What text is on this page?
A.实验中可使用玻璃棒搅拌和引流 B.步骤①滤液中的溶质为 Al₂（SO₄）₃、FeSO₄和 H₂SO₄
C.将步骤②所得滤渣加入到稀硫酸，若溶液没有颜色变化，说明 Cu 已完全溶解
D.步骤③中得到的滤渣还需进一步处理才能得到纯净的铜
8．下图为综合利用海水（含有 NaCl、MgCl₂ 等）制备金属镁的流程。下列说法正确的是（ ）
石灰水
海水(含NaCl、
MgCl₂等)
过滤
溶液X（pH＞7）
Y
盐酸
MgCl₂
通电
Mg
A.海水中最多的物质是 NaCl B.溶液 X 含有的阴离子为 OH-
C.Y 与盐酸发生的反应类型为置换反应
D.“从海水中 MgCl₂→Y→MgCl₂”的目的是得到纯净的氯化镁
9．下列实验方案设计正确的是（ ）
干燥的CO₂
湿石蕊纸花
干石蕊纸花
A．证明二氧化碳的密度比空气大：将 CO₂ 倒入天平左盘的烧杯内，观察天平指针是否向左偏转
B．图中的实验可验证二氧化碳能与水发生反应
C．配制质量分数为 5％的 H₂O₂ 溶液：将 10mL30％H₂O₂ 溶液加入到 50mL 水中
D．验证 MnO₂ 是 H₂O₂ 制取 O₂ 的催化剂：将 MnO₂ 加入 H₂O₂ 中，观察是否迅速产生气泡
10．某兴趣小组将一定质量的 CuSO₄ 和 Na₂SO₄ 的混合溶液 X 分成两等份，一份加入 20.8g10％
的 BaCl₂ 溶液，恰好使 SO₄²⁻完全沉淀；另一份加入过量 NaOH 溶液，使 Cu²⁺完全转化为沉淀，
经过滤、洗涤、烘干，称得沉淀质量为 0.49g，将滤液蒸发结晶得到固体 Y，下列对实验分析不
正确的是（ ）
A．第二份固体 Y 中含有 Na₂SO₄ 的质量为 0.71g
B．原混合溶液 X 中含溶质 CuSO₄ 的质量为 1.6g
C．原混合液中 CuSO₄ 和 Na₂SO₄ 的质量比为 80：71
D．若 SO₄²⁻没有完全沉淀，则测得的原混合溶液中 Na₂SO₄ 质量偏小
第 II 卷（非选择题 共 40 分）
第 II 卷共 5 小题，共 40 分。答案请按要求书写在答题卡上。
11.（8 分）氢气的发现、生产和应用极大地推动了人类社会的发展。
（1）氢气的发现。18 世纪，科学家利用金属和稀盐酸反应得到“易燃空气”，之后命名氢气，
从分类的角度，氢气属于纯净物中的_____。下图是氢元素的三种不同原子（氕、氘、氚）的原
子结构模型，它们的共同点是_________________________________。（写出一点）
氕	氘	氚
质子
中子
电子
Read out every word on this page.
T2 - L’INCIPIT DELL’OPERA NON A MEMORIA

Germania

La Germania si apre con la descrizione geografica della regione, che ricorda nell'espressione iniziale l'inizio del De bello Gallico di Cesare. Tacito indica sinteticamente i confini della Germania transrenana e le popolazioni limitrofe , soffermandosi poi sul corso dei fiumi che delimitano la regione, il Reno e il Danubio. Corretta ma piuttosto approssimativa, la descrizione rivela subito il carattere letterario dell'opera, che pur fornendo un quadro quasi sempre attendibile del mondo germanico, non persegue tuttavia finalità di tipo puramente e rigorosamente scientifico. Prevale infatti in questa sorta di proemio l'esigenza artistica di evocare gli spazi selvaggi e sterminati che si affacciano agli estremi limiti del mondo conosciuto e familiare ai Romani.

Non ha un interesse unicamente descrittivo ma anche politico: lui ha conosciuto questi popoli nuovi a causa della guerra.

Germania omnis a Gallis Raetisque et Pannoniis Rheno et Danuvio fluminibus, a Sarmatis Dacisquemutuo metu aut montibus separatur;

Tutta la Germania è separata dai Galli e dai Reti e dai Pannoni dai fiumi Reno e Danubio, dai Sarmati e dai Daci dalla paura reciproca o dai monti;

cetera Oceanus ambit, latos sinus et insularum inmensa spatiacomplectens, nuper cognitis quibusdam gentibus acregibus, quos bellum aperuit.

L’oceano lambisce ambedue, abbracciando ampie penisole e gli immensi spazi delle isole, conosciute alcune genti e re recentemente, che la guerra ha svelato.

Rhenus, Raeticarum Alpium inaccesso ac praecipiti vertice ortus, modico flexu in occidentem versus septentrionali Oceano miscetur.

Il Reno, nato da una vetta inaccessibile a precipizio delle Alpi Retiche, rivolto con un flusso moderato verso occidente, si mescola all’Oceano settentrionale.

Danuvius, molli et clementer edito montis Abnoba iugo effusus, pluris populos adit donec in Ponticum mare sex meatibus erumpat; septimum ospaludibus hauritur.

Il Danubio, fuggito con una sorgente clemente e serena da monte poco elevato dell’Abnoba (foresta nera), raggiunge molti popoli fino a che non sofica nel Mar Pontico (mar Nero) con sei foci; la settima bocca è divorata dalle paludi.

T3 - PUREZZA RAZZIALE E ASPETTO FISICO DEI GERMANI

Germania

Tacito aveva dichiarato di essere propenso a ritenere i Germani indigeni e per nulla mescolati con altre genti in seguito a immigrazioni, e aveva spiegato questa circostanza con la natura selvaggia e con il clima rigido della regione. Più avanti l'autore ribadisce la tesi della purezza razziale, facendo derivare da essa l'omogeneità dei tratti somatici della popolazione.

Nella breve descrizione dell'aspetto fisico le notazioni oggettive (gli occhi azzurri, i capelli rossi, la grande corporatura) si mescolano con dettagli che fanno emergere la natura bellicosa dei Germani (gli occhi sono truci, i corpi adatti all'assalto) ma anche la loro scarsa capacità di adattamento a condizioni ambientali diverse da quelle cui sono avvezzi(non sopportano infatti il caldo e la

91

Aim →
Return from the data every line that holds "popoli".

Right answer →
Non ha un interesse unicamente descrittivo ma anche politico: lui ha conosciuto questi popoli nuovi a causa della guerra.
Il Danubio, fuggito con una sorgente clemente e serena da monte poco elevato dell’Abnoba (foresta nera), raggiunge molti popoli fino a che non sofica nel Mar Pontico (mar Nero) con sei foci; la settima bocca è divorata dalle paludi.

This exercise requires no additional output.